_WHAT THE EXERCISE ASKS_: Below are some entries. Copy each line that holds the string "this".
— start of DATASET —
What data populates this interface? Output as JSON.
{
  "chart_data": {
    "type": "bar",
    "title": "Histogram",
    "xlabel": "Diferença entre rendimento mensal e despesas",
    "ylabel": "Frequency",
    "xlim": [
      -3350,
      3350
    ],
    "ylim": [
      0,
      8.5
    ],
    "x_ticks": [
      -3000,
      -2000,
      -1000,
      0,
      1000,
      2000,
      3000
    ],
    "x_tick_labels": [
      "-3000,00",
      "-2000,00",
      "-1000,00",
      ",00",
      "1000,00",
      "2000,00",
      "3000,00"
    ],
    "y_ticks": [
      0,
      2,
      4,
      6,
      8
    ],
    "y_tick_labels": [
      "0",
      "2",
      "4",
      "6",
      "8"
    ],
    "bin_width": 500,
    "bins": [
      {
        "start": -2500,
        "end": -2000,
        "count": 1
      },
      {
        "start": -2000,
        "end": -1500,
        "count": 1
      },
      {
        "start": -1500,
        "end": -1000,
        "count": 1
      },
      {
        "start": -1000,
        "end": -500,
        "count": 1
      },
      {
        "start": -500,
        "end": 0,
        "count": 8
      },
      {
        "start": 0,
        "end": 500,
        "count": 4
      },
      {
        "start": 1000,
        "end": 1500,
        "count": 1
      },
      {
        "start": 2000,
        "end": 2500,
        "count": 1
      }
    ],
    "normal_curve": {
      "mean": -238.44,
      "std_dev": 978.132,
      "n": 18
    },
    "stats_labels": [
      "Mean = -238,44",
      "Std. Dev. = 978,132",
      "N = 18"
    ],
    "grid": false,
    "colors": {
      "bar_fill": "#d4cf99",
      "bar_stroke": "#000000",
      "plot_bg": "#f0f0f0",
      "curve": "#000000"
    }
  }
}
— end of DATASET —
— start of DATASET —
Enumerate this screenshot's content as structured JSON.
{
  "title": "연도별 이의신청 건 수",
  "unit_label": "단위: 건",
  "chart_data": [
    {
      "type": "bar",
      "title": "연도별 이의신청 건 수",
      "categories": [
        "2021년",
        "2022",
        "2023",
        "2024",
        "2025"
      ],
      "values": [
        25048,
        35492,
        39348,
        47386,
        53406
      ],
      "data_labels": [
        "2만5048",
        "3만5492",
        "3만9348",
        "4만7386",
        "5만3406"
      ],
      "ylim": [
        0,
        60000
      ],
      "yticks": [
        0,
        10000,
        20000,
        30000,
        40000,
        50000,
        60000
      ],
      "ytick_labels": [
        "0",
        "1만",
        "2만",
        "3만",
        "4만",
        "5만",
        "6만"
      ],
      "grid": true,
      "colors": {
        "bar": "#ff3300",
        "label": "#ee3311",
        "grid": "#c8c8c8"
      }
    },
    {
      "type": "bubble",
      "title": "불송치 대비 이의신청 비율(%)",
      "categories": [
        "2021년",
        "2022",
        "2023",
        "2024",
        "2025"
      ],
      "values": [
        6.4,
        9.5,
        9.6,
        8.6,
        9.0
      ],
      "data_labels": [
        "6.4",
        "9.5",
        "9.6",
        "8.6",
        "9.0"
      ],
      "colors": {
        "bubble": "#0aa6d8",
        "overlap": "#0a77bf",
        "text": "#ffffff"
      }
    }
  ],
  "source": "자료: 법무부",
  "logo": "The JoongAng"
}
— end of DATASET —
_OUTPUT_:
What data populates this interface? Output as JSON.
Enumerate this screenshot's content as structured JSON.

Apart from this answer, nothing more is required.